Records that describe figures
──────────

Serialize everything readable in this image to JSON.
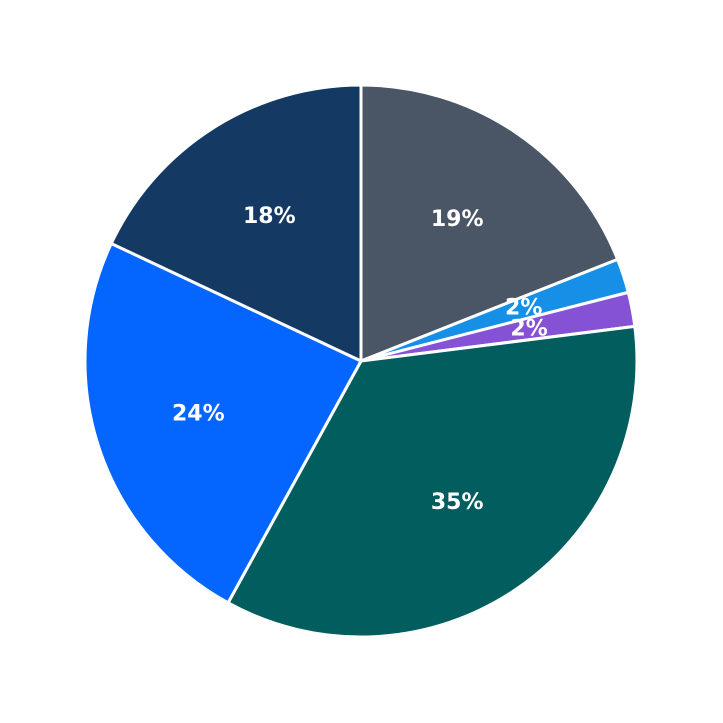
{
  "chart_data": {
    "type": "pie",
    "title": "",
    "start_angle": "12 o'clock",
    "direction": "clockwise",
    "slices": [
      {
        "label": "19%",
        "value": 19,
        "color": "#4a5565"
      },
      {
        "label": "2%",
        "value": 2,
        "color": "#1590e6"
      },
      {
        "label": "2%",
        "value": 2,
        "color": "#8552d6"
      },
      {
        "label": "35%",
        "value": 35,
        "color": "#025e5e"
      },
      {
        "label": "24%",
        "value": 24,
        "color": "#0566ff"
      },
      {
        "label": "18%",
        "value": 18,
        "color": "#143a63"
      }
    ]
  }
}
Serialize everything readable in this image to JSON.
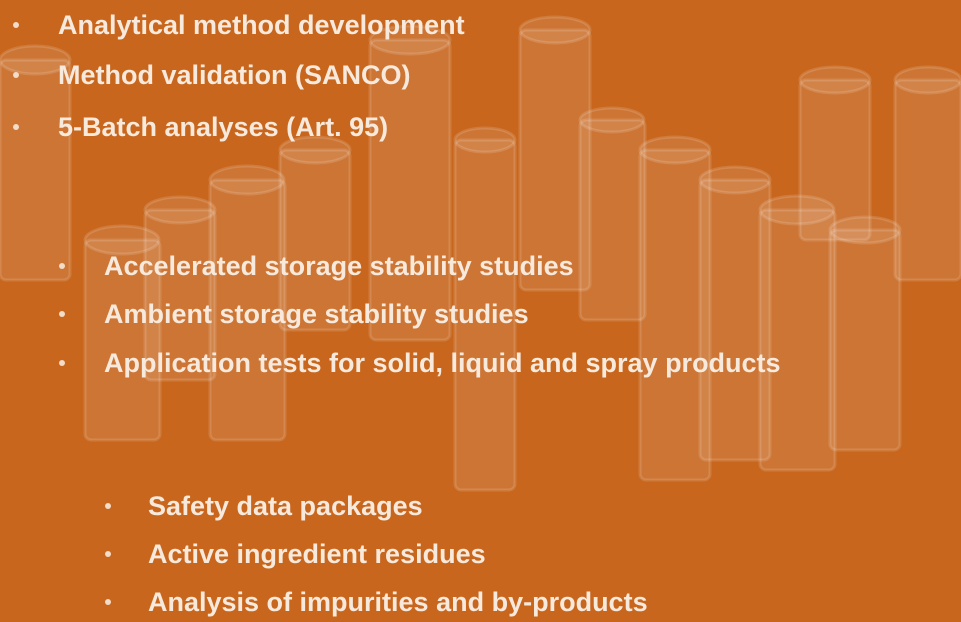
{
  "lists": [
    {
      "items": [
        "Analytical method development",
        "Method validation (SANCO)",
        "5-Batch analyses (Art. 95)"
      ]
    },
    {
      "items": [
        "Accelerated storage stability studies",
        "Ambient storage stability studies",
        "Application tests for solid, liquid and spray products"
      ]
    },
    {
      "items": [
        "Safety data packages",
        "Active ingredient residues",
        "Analysis of impurities and by-products"
      ]
    }
  ]
}
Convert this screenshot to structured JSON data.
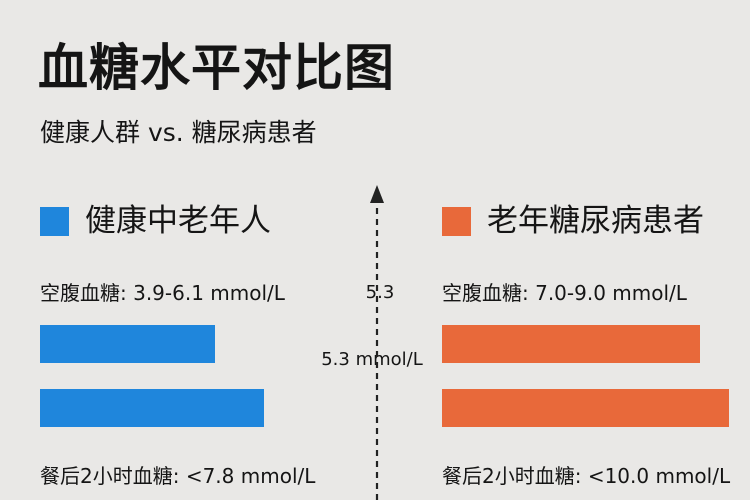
{
  "title": "血糖水平对比图",
  "subtitle": "健康人群 vs. 糖尿病患者",
  "colors": {
    "healthy": "#1f86dc",
    "diabetic": "#e8693a",
    "background": "#e9e8e6",
    "axis": "#222222"
  },
  "chart_data": {
    "type": "bar",
    "orientation": "horizontal",
    "series": [
      {
        "name": "健康中老年人",
        "color": "#1f86dc",
        "fasting_label": "空腹血糖: 3.9-6.1 mmol/L",
        "postprandial_label": "餐后2小时血糖: <7.8 mmol/L",
        "values": [
          {
            "metric": "空腹血糖",
            "range": [
              3.9,
              6.1
            ],
            "unit": "mmol/L"
          },
          {
            "metric": "餐后2小时血糖",
            "upper_bound": 7.8,
            "unit": "mmol/L"
          }
        ]
      },
      {
        "name": "老年糖尿病患者",
        "color": "#e8693a",
        "fasting_label": "空腹血糖: 7.0-9.0 mmol/L",
        "postprandial_label": "餐后2小时血糖: <10.0 mmol/L",
        "values": [
          {
            "metric": "空腹血糖",
            "range": [
              7.0,
              9.0
            ],
            "unit": "mmol/L"
          },
          {
            "metric": "餐后2小时血糖",
            "upper_bound": 10.0,
            "unit": "mmol/L"
          }
        ]
      }
    ],
    "reference_line": {
      "value": 5.3,
      "tick_label": "5.3",
      "annotation": "5.3 mmol/L",
      "style": "dashed",
      "arrow": "up"
    },
    "legend_placement": "top",
    "grid": false
  }
}
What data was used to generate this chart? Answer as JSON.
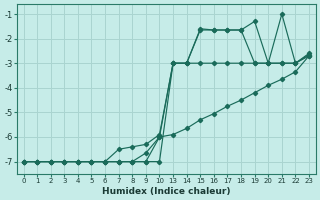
{
  "xlabel": "Humidex (Indice chaleur)",
  "bg_color": "#c6ece8",
  "grid_color": "#aad4d0",
  "line_color": "#1a6b5a",
  "series": [
    {
      "xi": [
        0,
        1,
        2,
        3,
        4,
        5,
        6,
        7,
        8,
        9,
        10,
        11,
        12,
        13,
        14,
        15,
        16,
        17,
        18,
        19,
        20,
        21
      ],
      "y": [
        -7,
        -7,
        -7,
        -7,
        -7,
        -7,
        -7,
        -7,
        -7,
        -7,
        -7,
        -3,
        -3,
        -1.6,
        -1.65,
        -1.65,
        -1.65,
        -1.3,
        -3,
        -1,
        -3,
        -2.6
      ]
    },
    {
      "xi": [
        0,
        1,
        2,
        3,
        4,
        5,
        6,
        7,
        8,
        9,
        10,
        11,
        12,
        13,
        14,
        15,
        16,
        17,
        18,
        19,
        20,
        21
      ],
      "y": [
        -7,
        -7,
        -7,
        -7,
        -7,
        -7,
        -7,
        -7,
        -7,
        -7,
        -6,
        -3,
        -3,
        -1.65,
        -1.65,
        -1.65,
        -1.65,
        -3,
        -3,
        -3,
        -3,
        -2.65
      ]
    },
    {
      "xi": [
        0,
        1,
        2,
        3,
        4,
        5,
        6,
        7,
        8,
        9,
        10,
        11,
        12,
        13,
        14,
        15,
        16,
        17,
        18,
        19,
        20,
        21
      ],
      "y": [
        -7,
        -7,
        -7,
        -7,
        -7,
        -7,
        -7,
        -6.5,
        -6.4,
        -6.3,
        -5.9,
        -3,
        -3,
        -3,
        -3,
        -3,
        -3,
        -3,
        -3,
        -3,
        -3,
        -2.7
      ]
    },
    {
      "xi": [
        0,
        1,
        2,
        3,
        4,
        5,
        6,
        7,
        8,
        9,
        10,
        11,
        12,
        13,
        14,
        15,
        16,
        17,
        18,
        19,
        20,
        21
      ],
      "y": [
        -7,
        -7,
        -7,
        -7,
        -7,
        -7,
        -7,
        -7,
        -7,
        -6.65,
        -6,
        -5.9,
        -5.65,
        -5.3,
        -5.05,
        -4.75,
        -4.5,
        -4.2,
        -3.9,
        -3.65,
        -3.35,
        -2.7
      ]
    }
  ],
  "xlabels": [
    "0",
    "1",
    "2",
    "3",
    "4",
    "5",
    "6",
    "7",
    "8",
    "9",
    "10",
    "13",
    "14",
    "15",
    "16",
    "17",
    "18",
    "19",
    "20",
    "21",
    "22",
    "23"
  ],
  "yticks": [
    -7,
    -6,
    -5,
    -4,
    -3,
    -2,
    -1
  ],
  "ylim": [
    -7.5,
    -0.6
  ]
}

──────────

Work to be completed
Extract from the material all lines containing the string "stability".

Response for this exercise
        "Accelerated storage stability studies",
        "Ambient storage stability studies",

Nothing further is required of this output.